Data for this task →
╭──
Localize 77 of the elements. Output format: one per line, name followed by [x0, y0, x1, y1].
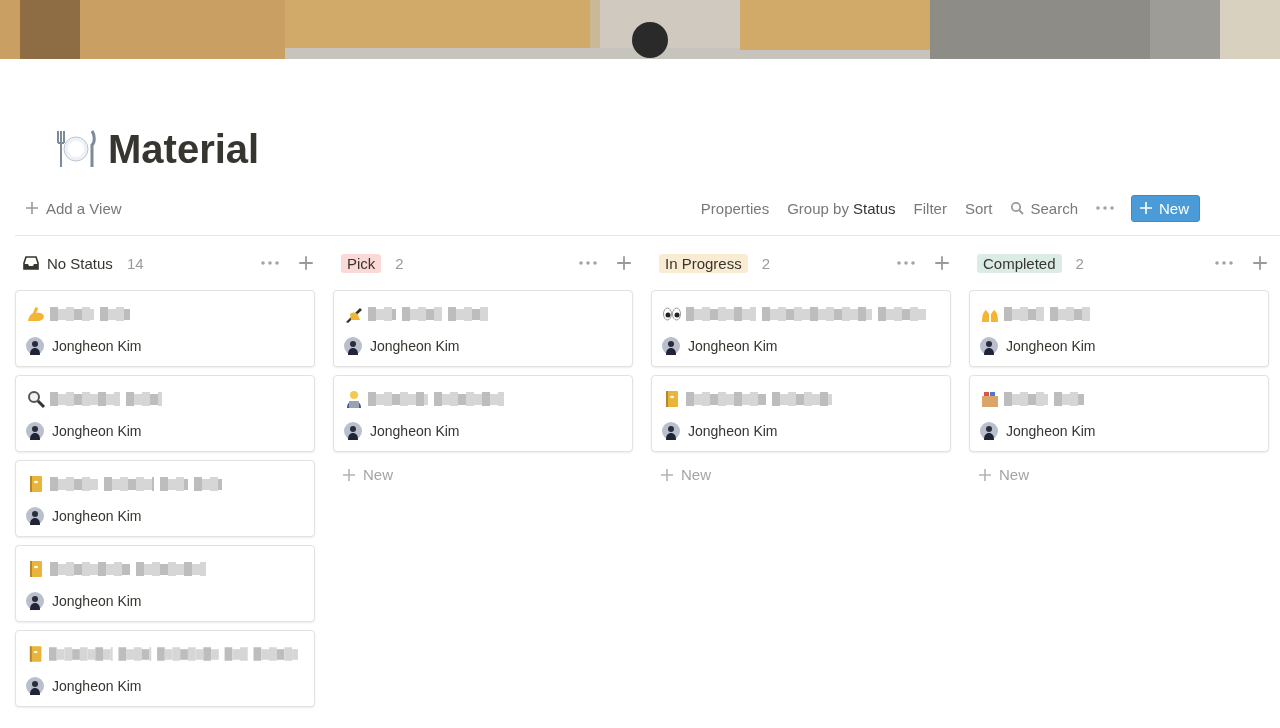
card-count: 2	[395, 254, 404, 272]
board-card[interactable]: Jongheon Kim	[969, 375, 1269, 452]
person-name: Jongheon Kim	[1006, 423, 1096, 439]
more-icon	[1215, 261, 1233, 265]
status-tag: Completed	[977, 253, 1062, 273]
person-laptop-icon	[344, 389, 364, 409]
more-icon	[1096, 206, 1114, 210]
avatar-icon	[662, 337, 680, 355]
inbox-icon	[23, 255, 39, 271]
card-count: 2	[761, 254, 771, 272]
more-button[interactable]	[579, 261, 597, 265]
status-tag: Pick	[341, 253, 382, 273]
person-name: Jongheon Kim	[52, 508, 142, 524]
eyes-icon	[662, 304, 682, 324]
plus-icon	[24, 200, 40, 216]
add-card-button[interactable]	[615, 254, 633, 272]
avatar-icon	[344, 422, 362, 440]
person-name: Jongheon Kim	[52, 678, 142, 694]
avatar-icon	[26, 337, 44, 355]
search-button[interactable]: Search	[1001, 199, 1087, 217]
person-name: Jongheon Kim	[688, 423, 778, 439]
board-card[interactable]: Jongheon Kim	[15, 375, 315, 452]
avatar-icon	[26, 677, 44, 695]
plate-cutlery-icon	[54, 129, 98, 169]
plus-icon	[659, 466, 675, 483]
avatar-icon	[26, 592, 44, 610]
add-card-button[interactable]	[1251, 254, 1269, 272]
plus-icon	[341, 466, 357, 483]
board-card[interactable]: Jongheon Kim	[969, 290, 1269, 367]
avatar-icon	[26, 507, 44, 525]
plus-icon	[977, 466, 993, 483]
person-name: Jongheon Kim	[52, 338, 142, 354]
box-icon	[980, 389, 1000, 409]
person-name: Jongheon Kim	[370, 423, 460, 439]
person-name: Jongheon Kim	[1006, 338, 1096, 354]
board-card[interactable]: Jongheon Kim	[333, 290, 633, 367]
more-button[interactable]	[1215, 261, 1233, 265]
card-count: 14	[126, 254, 144, 272]
board-card[interactable]: Jongheon Kim	[15, 460, 315, 537]
board-card[interactable]: Jongheon Kim	[15, 545, 315, 622]
plus-icon	[933, 254, 951, 272]
plus-icon	[1138, 200, 1154, 216]
add-card-button[interactable]	[933, 254, 951, 272]
board-card[interactable]: Jongheon Kim	[651, 290, 951, 367]
avatar-icon	[980, 337, 998, 355]
plus-icon	[1251, 254, 1269, 272]
add-view-button[interactable]: Add a View	[15, 199, 131, 217]
more-icon	[579, 261, 597, 265]
group-by-button[interactable]: Group by Status	[778, 199, 905, 217]
board-card[interactable]: Jongheon Kim	[651, 375, 951, 452]
person-name: Jongheon Kim	[52, 423, 142, 439]
plus-icon	[615, 254, 633, 272]
filter-button[interactable]: Filter	[904, 199, 956, 217]
avatar-icon	[344, 337, 362, 355]
plus-icon	[297, 254, 315, 272]
more-icon	[897, 261, 915, 265]
person-name: Jongheon Kim	[52, 593, 142, 609]
properties-button[interactable]: Properties	[691, 199, 779, 217]
more-button[interactable]	[261, 261, 279, 265]
search-icon	[26, 389, 46, 409]
board-card[interactable]: Jongheon Kim	[15, 630, 315, 707]
status-tag: In Progress	[659, 253, 748, 273]
avatar-icon	[980, 422, 998, 440]
avatar-icon	[26, 422, 44, 440]
board-card[interactable]: Jongheon Kim	[15, 290, 315, 367]
search-icon	[1010, 201, 1025, 215]
add-card-button[interactable]	[297, 254, 315, 272]
person-name: Jongheon Kim	[370, 338, 460, 354]
sort-button[interactable]: Sort	[955, 199, 1002, 217]
page-title: Material	[108, 126, 260, 172]
avatar-icon	[662, 422, 680, 440]
card-count: 2	[1075, 254, 1084, 272]
person-name: Jongheon Kim	[688, 338, 778, 354]
more-icon	[261, 261, 279, 265]
board-card[interactable]: Jongheon Kim	[333, 375, 633, 452]
more-button[interactable]	[897, 261, 915, 265]
column-title: No Status	[47, 254, 113, 272]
╰──
Your instructions → Please retype the lines in the records, starting at the line that contains "254, 404, 272]" and stopping after the line that contains "206, 1114, 210]".

Task response →
card-count: 2	[395, 254, 404, 272]
board-card[interactable]: Jongheon Kim	[969, 375, 1269, 452]
person-name: Jongheon Kim	[1006, 423, 1096, 439]
more-icon	[1215, 261, 1233, 265]
status-tag: Completed	[977, 253, 1062, 273]
person-laptop-icon	[344, 389, 364, 409]
more-icon	[1096, 206, 1114, 210]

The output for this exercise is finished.